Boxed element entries

^^^^^^^^^^^^^^^^

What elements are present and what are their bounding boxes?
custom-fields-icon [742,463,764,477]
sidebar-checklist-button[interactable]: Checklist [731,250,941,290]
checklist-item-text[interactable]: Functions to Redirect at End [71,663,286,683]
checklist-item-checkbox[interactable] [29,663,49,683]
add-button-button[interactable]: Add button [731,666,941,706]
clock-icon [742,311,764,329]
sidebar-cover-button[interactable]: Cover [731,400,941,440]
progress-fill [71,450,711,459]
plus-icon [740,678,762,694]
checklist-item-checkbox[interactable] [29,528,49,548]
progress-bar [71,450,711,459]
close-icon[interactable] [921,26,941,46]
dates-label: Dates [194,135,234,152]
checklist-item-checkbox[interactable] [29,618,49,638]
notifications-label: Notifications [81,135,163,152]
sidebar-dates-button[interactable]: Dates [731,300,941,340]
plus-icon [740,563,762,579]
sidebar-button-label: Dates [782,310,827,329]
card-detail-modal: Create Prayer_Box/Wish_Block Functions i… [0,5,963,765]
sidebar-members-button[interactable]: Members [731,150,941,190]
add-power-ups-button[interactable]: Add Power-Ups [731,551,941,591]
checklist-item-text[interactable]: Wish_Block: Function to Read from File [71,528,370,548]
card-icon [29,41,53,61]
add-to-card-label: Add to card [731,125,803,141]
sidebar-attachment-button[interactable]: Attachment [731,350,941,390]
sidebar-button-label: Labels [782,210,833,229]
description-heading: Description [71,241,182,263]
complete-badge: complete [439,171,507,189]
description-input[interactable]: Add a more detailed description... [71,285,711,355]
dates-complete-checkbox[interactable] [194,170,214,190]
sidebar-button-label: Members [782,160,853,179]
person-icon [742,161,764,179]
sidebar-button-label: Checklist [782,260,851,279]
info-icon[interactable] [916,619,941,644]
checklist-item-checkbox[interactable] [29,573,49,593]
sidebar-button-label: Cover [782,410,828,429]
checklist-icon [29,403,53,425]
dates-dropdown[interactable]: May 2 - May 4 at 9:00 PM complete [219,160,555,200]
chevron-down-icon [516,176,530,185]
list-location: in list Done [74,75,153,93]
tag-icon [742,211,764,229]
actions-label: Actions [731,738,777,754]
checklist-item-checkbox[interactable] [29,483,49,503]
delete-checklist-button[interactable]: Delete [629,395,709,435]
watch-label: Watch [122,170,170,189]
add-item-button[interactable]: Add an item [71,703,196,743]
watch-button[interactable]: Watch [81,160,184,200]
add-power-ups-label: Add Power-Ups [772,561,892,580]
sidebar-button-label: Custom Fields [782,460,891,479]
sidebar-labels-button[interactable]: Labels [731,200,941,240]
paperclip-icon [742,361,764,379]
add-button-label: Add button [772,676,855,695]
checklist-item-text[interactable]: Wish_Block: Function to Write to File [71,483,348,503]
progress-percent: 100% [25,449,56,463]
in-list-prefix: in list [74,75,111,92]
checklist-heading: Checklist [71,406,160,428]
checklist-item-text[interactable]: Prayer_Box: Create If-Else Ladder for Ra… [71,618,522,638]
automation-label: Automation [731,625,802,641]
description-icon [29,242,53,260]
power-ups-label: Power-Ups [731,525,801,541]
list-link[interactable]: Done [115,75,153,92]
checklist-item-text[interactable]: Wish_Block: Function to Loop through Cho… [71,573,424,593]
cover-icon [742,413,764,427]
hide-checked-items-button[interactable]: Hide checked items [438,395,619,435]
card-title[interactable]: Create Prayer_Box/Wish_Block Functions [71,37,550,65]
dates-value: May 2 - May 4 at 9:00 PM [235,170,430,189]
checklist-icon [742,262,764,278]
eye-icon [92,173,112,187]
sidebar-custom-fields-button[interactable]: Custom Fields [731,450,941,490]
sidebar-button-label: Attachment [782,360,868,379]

^^^^^^^^^^^^^^^^

Copy the rows from the first one through the line containing "description-input[interactable]: Add a", changing every "checklist-item-checkbox" to "checklist-item-toggle" and keeping everything else the same.

What elements are present and what are their bounding boxes?
custom-fields-icon [742,463,764,477]
sidebar-checklist-button[interactable]: Checklist [731,250,941,290]
checklist-item-text[interactable]: Functions to Redirect at End [71,663,286,683]
checklist-item-toggle[interactable] [29,663,49,683]
add-button-button[interactable]: Add button [731,666,941,706]
clock-icon [742,311,764,329]
sidebar-cover-button[interactable]: Cover [731,400,941,440]
progress-fill [71,450,711,459]
plus-icon [740,678,762,694]
checklist-item-toggle[interactable] [29,528,49,548]
progress-bar [71,450,711,459]
close-icon[interactable] [921,26,941,46]
dates-label: Dates [194,135,234,152]
checklist-item-toggle[interactable] [29,618,49,638]
notifications-label: Notifications [81,135,163,152]
sidebar-dates-button[interactable]: Dates [731,300,941,340]
plus-icon [740,563,762,579]
sidebar-button-label: Dates [782,310,827,329]
card-detail-modal: Create Prayer_Box/Wish_Block Functions i… [0,5,963,765]
sidebar-members-button[interactable]: Members [731,150,941,190]
add-power-ups-button[interactable]: Add Power-Ups [731,551,941,591]
checklist-item-text[interactable]: Wish_Block: Function to Read from File [71,528,370,548]
card-icon [29,41,53,61]
add-to-card-label: Add to card [731,125,803,141]
sidebar-attachment-button[interactable]: Attachment [731,350,941,390]
sidebar-button-label: Labels [782,210,833,229]
description-heading: Description [71,241,182,263]
complete-badge: complete [439,171,507,189]
description-input[interactable]: Add a more detailed description... [71,285,711,355]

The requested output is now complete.